- WHAT YOU WILL DO
Return all of the entries word for word, but omit the pictures they contain.

- Entries from a visual dataset
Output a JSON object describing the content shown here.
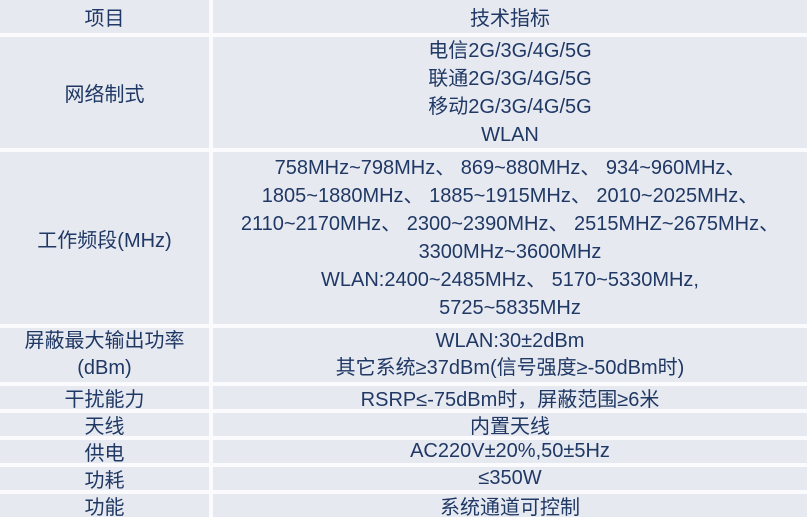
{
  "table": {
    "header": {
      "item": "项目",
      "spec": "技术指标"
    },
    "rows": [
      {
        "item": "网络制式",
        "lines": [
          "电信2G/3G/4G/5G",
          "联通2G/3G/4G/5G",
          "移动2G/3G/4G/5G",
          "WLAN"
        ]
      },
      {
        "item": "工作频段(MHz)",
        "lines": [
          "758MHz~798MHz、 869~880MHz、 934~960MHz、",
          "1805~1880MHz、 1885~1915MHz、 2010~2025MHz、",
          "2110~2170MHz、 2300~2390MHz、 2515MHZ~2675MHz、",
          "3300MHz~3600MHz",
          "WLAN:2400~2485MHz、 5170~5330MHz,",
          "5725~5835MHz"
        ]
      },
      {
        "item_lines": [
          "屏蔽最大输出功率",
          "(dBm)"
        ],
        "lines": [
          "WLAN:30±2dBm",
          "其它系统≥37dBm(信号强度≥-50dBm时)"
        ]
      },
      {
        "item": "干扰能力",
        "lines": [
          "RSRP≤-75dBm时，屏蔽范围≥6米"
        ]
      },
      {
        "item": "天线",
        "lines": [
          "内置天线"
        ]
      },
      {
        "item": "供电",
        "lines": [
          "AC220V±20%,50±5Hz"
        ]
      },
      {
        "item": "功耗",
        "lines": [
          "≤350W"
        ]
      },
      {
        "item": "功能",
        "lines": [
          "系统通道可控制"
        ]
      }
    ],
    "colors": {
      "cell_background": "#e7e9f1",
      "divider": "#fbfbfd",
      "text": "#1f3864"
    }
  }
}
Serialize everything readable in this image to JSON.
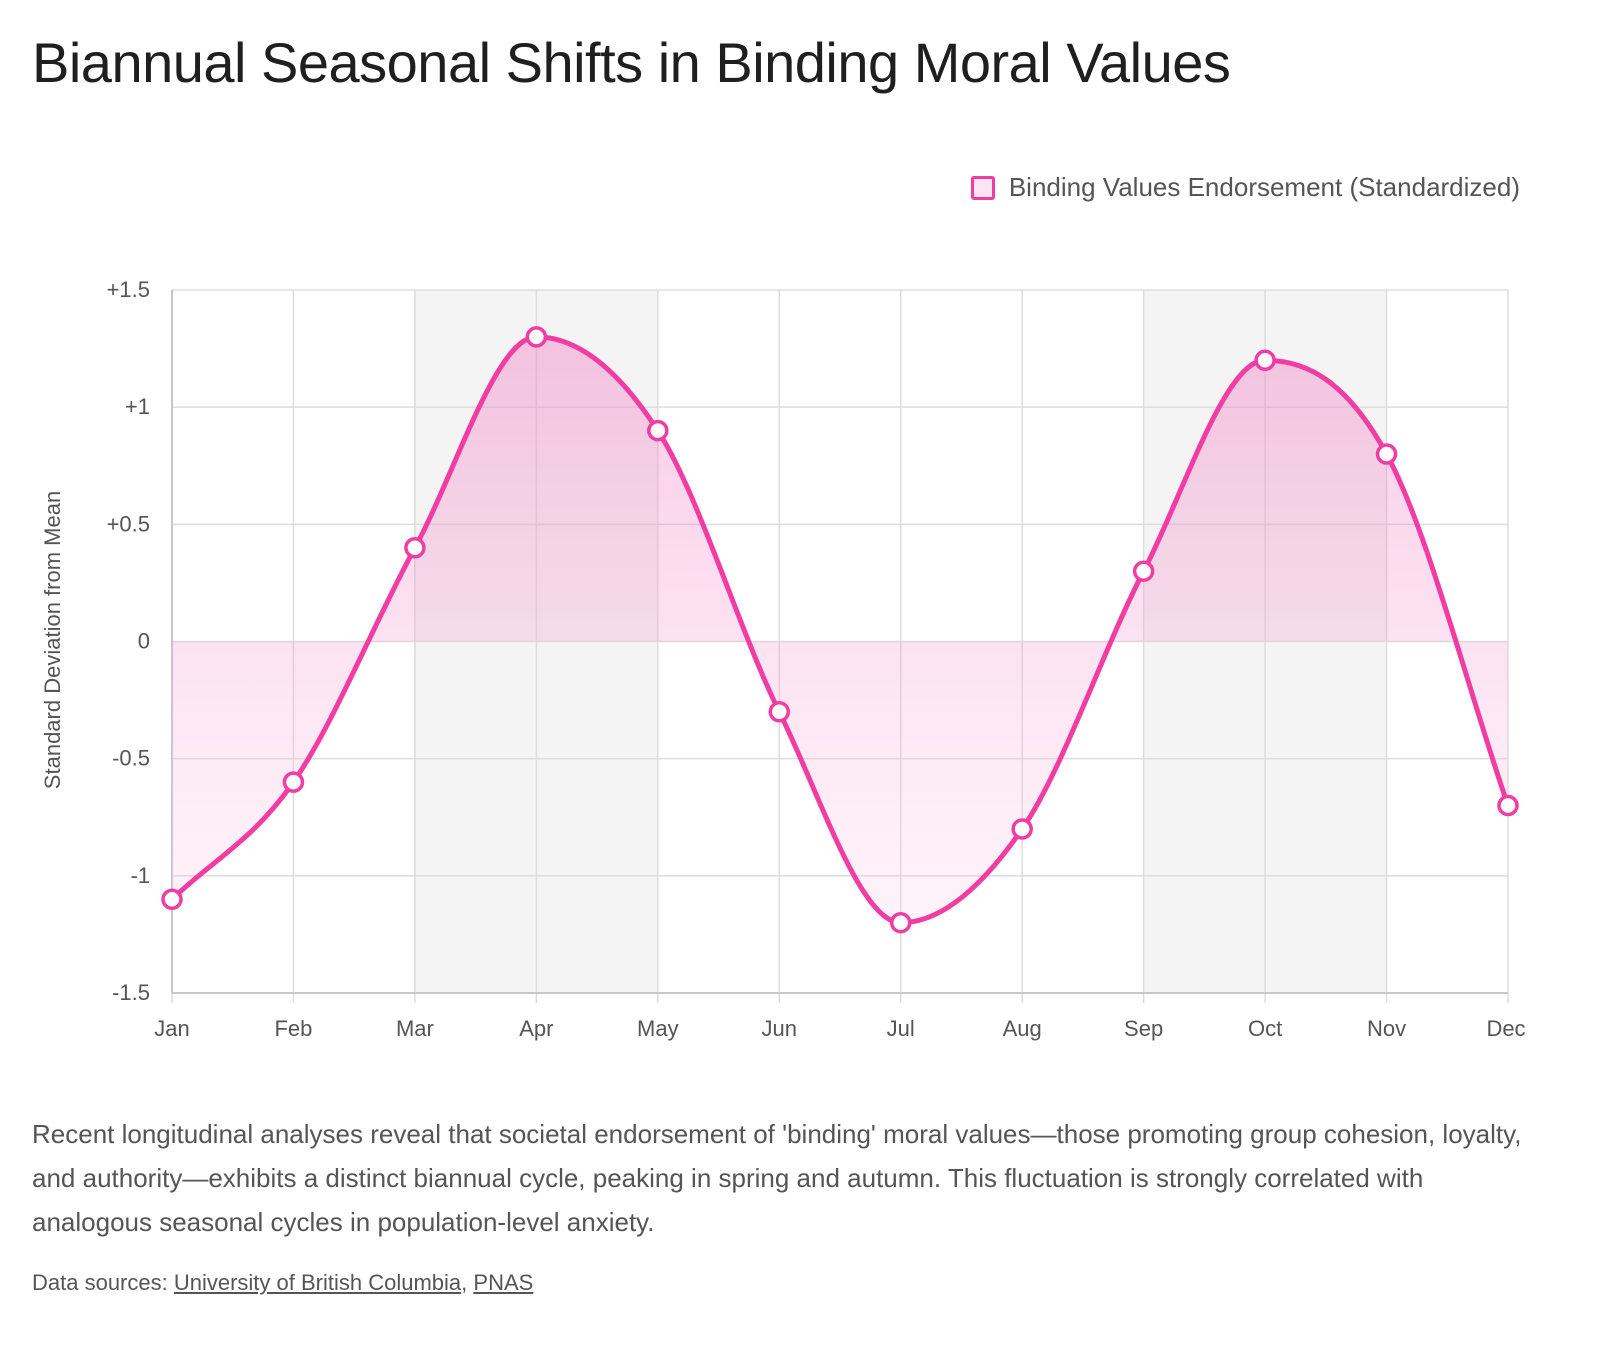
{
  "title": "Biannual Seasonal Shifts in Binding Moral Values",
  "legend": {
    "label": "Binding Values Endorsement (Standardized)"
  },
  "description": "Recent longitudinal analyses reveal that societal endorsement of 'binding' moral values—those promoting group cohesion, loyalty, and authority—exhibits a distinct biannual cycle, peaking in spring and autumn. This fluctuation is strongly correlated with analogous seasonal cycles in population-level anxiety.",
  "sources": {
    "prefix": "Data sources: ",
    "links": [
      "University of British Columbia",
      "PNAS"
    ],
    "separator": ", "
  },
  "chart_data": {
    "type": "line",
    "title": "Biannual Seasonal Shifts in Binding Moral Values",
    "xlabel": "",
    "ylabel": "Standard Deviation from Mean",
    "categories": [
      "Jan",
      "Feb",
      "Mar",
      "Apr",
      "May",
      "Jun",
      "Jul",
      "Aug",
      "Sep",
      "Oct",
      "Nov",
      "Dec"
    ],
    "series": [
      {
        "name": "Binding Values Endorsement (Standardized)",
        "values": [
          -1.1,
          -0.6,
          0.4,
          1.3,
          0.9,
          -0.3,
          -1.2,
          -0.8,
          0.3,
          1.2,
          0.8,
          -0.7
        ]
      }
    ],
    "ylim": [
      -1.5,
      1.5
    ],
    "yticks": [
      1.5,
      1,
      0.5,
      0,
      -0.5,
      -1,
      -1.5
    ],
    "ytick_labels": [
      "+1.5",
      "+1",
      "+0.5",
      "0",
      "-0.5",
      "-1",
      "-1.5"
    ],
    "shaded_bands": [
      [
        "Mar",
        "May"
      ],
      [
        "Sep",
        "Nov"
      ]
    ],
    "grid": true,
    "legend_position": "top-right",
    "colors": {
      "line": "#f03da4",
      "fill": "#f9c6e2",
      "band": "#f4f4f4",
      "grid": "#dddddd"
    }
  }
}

- FINISHED EXERCISE
Output a JSON object describing the content shown here.
{
  "table": {
    "header": {
      "item": "项目",
      "spec": "技术指标"
    },
    "rows": [
      {
        "item": "网络制式",
        "lines": [
          "电信2G/3G/4G/5G",
          "联通2G/3G/4G/5G",
          "移动2G/3G/4G/5G",
          "WLAN"
        ]
      },
      {
        "item": "工作频段(MHz)",
        "lines": [
          "758MHz~798MHz、 869~880MHz、 934~960MHz、",
          "1805~1880MHz、 1885~1915MHz、 2010~2025MHz、",
          "2110~2170MHz、 2300~2390MHz、 2515MHZ~2675MHz、",
          "3300MHz~3600MHz",
          "WLAN:2400~2485MHz、 5170~5330MHz,",
          "5725~5835MHz"
        ]
      },
      {
        "item_lines": [
          "屏蔽最大输出功率",
          "(dBm)"
        ],
        "lines": [
          "WLAN:30±2dBm",
          "其它系统≥37dBm(信号强度≥-50dBm时)"
        ]
      },
      {
        "item": "干扰能力",
        "lines": [
          "RSRP≤-75dBm时，屏蔽范围≥6米"
        ]
      },
      {
        "item": "天线",
        "lines": [
          "内置天线"
        ]
      },
      {
        "item": "供电",
        "lines": [
          "AC220V±20%,50±5Hz"
        ]
      },
      {
        "item": "功耗",
        "lines": [
          "≤350W"
        ]
      },
      {
        "item": "功能",
        "lines": [
          "系统通道可控制"
        ]
      }
    ],
    "colors": {
      "cell_background": "#e7e9f1",
      "divider": "#fbfbfd",
      "text": "#1f3864"
    }
  }
}
Serialize everything readable in this image to JSON.
{
  "title": "Biannual Seasonal Shifts in Binding Moral Values",
  "legend": {
    "label": "Binding Values Endorsement (Standardized)"
  },
  "description": "Recent longitudinal analyses reveal that societal endorsement of 'binding' moral values—those promoting group cohesion, loyalty, and authority—exhibits a distinct biannual cycle, peaking in spring and autumn. This fluctuation is strongly correlated with analogous seasonal cycles in population-level anxiety.",
  "sources": {
    "prefix": "Data sources: ",
    "links": [
      "University of British Columbia",
      "PNAS"
    ],
    "separator": ", "
  },
  "chart_data": {
    "type": "line",
    "title": "Biannual Seasonal Shifts in Binding Moral Values",
    "xlabel": "",
    "ylabel": "Standard Deviation from Mean",
    "categories": [
      "Jan",
      "Feb",
      "Mar",
      "Apr",
      "May",
      "Jun",
      "Jul",
      "Aug",
      "Sep",
      "Oct",
      "Nov",
      "Dec"
    ],
    "series": [
      {
        "name": "Binding Values Endorsement (Standardized)",
        "values": [
          -1.1,
          -0.6,
          0.4,
          1.3,
          0.9,
          -0.3,
          -1.2,
          -0.8,
          0.3,
          1.2,
          0.8,
          -0.7
        ]
      }
    ],
    "ylim": [
      -1.5,
      1.5
    ],
    "yticks": [
      1.5,
      1,
      0.5,
      0,
      -0.5,
      -1,
      -1.5
    ],
    "ytick_labels": [
      "+1.5",
      "+1",
      "+0.5",
      "0",
      "-0.5",
      "-1",
      "-1.5"
    ],
    "shaded_bands": [
      [
        "Mar",
        "May"
      ],
      [
        "Sep",
        "Nov"
      ]
    ],
    "grid": true,
    "legend_position": "top-right",
    "colors": {
      "line": "#f03da4",
      "fill": "#f9c6e2",
      "band": "#f4f4f4",
      "grid": "#dddddd"
    }
  }
}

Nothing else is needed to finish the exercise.